**EXERCISE**: Where a line of the listing below includes the word "formliner", reproduce that line.

[Dataset items]

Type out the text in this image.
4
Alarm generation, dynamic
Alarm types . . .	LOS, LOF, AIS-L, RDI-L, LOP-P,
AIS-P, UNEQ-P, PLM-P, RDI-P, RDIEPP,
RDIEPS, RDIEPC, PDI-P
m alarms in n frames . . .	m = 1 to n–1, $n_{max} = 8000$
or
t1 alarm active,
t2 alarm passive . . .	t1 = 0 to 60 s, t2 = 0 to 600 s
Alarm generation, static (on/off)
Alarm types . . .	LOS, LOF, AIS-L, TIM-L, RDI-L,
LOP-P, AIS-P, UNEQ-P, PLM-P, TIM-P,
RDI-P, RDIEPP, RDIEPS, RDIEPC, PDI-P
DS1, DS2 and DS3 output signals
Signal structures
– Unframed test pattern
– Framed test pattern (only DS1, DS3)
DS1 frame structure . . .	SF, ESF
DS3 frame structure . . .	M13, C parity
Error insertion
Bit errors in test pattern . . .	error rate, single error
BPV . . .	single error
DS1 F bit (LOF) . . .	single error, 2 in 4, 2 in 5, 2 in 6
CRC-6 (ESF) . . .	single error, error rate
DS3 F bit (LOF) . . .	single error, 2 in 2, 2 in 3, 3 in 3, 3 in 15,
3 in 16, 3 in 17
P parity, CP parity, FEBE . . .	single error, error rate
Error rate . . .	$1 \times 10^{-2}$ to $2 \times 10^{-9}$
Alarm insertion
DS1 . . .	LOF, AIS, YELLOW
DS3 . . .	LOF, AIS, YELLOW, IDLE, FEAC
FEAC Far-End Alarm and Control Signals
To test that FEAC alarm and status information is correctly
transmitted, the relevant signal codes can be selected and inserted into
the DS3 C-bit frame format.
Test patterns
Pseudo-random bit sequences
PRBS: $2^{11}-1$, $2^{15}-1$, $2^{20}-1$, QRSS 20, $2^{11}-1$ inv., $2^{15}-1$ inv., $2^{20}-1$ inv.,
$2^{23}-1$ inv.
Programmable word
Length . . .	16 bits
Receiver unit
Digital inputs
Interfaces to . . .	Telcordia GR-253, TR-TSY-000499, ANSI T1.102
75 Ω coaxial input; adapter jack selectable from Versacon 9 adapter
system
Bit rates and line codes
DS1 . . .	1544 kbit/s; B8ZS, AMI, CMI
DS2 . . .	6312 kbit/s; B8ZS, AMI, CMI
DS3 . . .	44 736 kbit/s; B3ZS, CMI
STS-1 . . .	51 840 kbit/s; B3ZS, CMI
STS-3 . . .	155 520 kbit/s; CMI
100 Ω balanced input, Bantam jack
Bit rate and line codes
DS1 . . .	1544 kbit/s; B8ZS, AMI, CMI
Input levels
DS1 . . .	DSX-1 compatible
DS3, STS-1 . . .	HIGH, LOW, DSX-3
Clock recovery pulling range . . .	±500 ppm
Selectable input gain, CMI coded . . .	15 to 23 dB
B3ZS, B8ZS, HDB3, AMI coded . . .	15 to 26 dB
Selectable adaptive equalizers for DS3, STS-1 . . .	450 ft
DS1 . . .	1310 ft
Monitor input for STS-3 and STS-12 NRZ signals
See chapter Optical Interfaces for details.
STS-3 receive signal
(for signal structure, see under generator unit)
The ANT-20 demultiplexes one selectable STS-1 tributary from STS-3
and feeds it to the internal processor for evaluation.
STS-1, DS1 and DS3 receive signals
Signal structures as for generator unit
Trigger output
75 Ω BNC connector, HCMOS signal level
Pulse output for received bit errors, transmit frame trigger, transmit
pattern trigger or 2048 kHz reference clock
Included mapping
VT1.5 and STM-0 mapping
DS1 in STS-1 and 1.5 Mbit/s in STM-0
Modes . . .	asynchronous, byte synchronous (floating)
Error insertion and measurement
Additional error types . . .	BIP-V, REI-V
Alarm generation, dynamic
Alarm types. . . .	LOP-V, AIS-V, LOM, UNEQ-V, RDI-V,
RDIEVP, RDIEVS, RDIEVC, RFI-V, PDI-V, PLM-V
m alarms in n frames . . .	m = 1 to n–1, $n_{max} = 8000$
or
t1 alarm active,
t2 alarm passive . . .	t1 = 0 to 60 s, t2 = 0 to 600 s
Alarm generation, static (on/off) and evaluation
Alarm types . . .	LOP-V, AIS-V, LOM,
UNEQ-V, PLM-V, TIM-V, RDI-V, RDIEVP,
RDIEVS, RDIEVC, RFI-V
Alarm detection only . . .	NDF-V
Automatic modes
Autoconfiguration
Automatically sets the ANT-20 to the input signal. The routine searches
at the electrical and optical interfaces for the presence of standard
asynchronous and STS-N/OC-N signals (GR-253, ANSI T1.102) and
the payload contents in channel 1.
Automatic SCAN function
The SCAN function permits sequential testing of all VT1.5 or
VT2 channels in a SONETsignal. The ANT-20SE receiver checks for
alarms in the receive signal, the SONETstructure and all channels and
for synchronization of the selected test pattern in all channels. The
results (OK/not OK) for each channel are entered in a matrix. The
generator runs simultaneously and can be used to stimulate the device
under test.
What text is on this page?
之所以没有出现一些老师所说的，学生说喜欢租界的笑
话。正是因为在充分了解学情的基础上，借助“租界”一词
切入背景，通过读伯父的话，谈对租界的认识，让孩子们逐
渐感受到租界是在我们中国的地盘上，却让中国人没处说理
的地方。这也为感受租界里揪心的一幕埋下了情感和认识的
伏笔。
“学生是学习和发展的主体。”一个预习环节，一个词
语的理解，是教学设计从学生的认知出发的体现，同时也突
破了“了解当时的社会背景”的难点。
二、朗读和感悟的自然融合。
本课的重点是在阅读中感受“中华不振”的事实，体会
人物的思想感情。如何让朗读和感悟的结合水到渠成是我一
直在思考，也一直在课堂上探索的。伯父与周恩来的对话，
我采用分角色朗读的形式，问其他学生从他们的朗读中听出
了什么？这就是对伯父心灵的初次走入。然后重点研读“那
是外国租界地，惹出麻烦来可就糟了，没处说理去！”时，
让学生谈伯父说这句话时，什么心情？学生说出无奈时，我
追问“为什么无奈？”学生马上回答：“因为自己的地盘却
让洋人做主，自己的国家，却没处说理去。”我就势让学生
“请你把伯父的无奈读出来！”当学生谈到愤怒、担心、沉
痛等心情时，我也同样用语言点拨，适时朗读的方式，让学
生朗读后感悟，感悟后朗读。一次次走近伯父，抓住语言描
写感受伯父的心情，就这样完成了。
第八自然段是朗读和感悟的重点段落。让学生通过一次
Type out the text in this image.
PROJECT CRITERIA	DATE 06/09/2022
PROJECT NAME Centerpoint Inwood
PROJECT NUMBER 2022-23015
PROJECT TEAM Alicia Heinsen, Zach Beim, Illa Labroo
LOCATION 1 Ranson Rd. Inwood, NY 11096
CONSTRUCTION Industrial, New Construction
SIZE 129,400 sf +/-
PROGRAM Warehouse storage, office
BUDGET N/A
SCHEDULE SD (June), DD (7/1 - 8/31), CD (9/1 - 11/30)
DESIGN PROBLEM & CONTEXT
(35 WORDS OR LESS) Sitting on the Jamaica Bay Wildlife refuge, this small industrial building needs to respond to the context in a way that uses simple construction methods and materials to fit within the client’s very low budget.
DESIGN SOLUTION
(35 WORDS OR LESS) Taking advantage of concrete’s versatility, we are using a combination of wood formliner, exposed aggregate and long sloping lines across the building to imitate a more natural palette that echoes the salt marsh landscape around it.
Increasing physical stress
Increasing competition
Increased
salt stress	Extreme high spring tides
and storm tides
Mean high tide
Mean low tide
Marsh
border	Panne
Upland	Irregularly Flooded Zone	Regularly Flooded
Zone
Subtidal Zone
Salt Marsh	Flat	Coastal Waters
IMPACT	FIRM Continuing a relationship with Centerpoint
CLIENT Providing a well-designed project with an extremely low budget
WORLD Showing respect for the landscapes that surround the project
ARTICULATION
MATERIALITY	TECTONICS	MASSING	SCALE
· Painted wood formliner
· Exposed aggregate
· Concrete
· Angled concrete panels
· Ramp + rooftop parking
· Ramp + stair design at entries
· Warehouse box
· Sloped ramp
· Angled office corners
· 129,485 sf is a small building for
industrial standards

**ANSWER TO THIS PROBLEM**:
(35 WORDS OR LESS) Taking advantage of concrete’s versatility, we are using a combination of wood formliner, exposed aggregate and long sloping lines across the building to imitate a more natural palette that echoes the salt marsh landscape around it.
· Painted wood formliner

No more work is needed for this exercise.